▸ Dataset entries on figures
## Start

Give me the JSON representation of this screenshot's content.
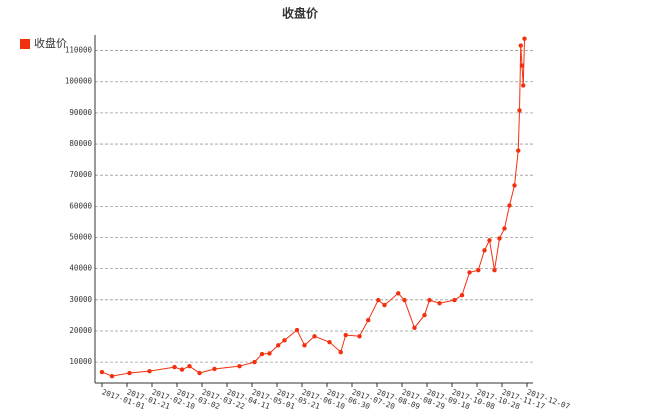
{
  "chart_data": {
    "type": "line",
    "title": "收盘价",
    "x": [
      "2017-01-01",
      "2017-01-09",
      "2017-01-23",
      "2017-02-08",
      "2017-02-28",
      "2017-03-06",
      "2017-03-12",
      "2017-03-20",
      "2017-04-01",
      "2017-04-21",
      "2017-05-03",
      "2017-05-09",
      "2017-05-15",
      "2017-05-22",
      "2017-05-27",
      "2017-06-06",
      "2017-06-12",
      "2017-06-20",
      "2017-07-02",
      "2017-07-11",
      "2017-07-15",
      "2017-07-26",
      "2017-08-02",
      "2017-08-10",
      "2017-08-15",
      "2017-08-26",
      "2017-08-31",
      "2017-09-08",
      "2017-09-16",
      "2017-09-20",
      "2017-09-28",
      "2017-10-10",
      "2017-10-16",
      "2017-10-22",
      "2017-10-29",
      "2017-11-03",
      "2017-11-07",
      "2017-11-11",
      "2017-11-15",
      "2017-11-19",
      "2017-11-23",
      "2017-11-27",
      "2017-11-30",
      "2017-12-01",
      "2017-12-02",
      "2017-12-03",
      "2017-12-04",
      "2017-12-05"
    ],
    "series": [
      {
        "name": "收盘价",
        "color": "#f2300f",
        "values": [
          6800,
          5500,
          6500,
          7100,
          8400,
          7600,
          8700,
          6500,
          7800,
          8700,
          10000,
          12600,
          12800,
          15400,
          17000,
          20300,
          15400,
          18300,
          16400,
          13200,
          18700,
          18300,
          23500,
          29900,
          28300,
          32100,
          29900,
          21000,
          25100,
          29900,
          28900,
          29900,
          31500,
          38800,
          39500,
          45900,
          49100,
          39500,
          49700,
          52900,
          60300,
          66700,
          77900,
          90800,
          111600,
          105200,
          98800,
          113800
        ]
      }
    ],
    "xlim": [
      "2017-01-01",
      "2017-12-07"
    ],
    "xticks": [
      "2017-01-01",
      "2017-01-21",
      "2017-02-10",
      "2017-03-02",
      "2017-03-22",
      "2017-04-11",
      "2017-05-01",
      "2017-05-21",
      "2017-06-10",
      "2017-06-30",
      "2017-07-20",
      "2017-08-09",
      "2017-08-29",
      "2017-09-18",
      "2017-10-08",
      "2017-10-28",
      "2017-11-17",
      "2017-12-07"
    ],
    "ylim": [
      3300,
      115000
    ],
    "yticks": [
      10000,
      20000,
      30000,
      40000,
      50000,
      60000,
      70000,
      80000,
      90000,
      100000,
      110000
    ],
    "grid": true,
    "legend": "top-left"
  }
}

## End

▸ What this task involves
Repeat each entry precisely as it appears. Leave the pictures out.

▸ Response for this exercise
Give me the JSON representation of this screenshot's content.
{
  "chart_data": {
    "type": "line",
    "title": "收盘价",
    "x": [
      "2017-01-01",
      "2017-01-09",
      "2017-01-23",
      "2017-02-08",
      "2017-02-28",
      "2017-03-06",
      "2017-03-12",
      "2017-03-20",
      "2017-04-01",
      "2017-04-21",
      "2017-05-03",
      "2017-05-09",
      "2017-05-15",
      "2017-05-22",
      "2017-05-27",
      "2017-06-06",
      "2017-06-12",
      "2017-06-20",
      "2017-07-02",
      "2017-07-11",
      "2017-07-15",
      "2017-07-26",
      "2017-08-02",
      "2017-08-10",
      "2017-08-15",
      "2017-08-26",
      "2017-08-31",
      "2017-09-08",
      "2017-09-16",
      "2017-09-20",
      "2017-09-28",
      "2017-10-10",
      "2017-10-16",
      "2017-10-22",
      "2017-10-29",
      "2017-11-03",
      "2017-11-07",
      "2017-11-11",
      "2017-11-15",
      "2017-11-19",
      "2017-11-23",
      "2017-11-27",
      "2017-11-30",
      "2017-12-01",
      "2017-12-02",
      "2017-12-03",
      "2017-12-04",
      "2017-12-05"
    ],
    "series": [
      {
        "name": "收盘价",
        "color": "#f2300f",
        "values": [
          6800,
          5500,
          6500,
          7100,
          8400,
          7600,
          8700,
          6500,
          7800,
          8700,
          10000,
          12600,
          12800,
          15400,
          17000,
          20300,
          15400,
          18300,
          16400,
          13200,
          18700,
          18300,
          23500,
          29900,
          28300,
          32100,
          29900,
          21000,
          25100,
          29900,
          28900,
          29900,
          31500,
          38800,
          39500,
          45900,
          49100,
          39500,
          49700,
          52900,
          60300,
          66700,
          77900,
          90800,
          111600,
          105200,
          98800,
          113800
        ]
      }
    ],
    "xlim": [
      "2017-01-01",
      "2017-12-07"
    ],
    "xticks": [
      "2017-01-01",
      "2017-01-21",
      "2017-02-10",
      "2017-03-02",
      "2017-03-22",
      "2017-04-11",
      "2017-05-01",
      "2017-05-21",
      "2017-06-10",
      "2017-06-30",
      "2017-07-20",
      "2017-08-09",
      "2017-08-29",
      "2017-09-18",
      "2017-10-08",
      "2017-10-28",
      "2017-11-17",
      "2017-12-07"
    ],
    "ylim": [
      3300,
      115000
    ],
    "yticks": [
      10000,
      20000,
      30000,
      40000,
      50000,
      60000,
      70000,
      80000,
      90000,
      100000,
      110000
    ],
    "grid": true,
    "legend": "top-left"
  }
}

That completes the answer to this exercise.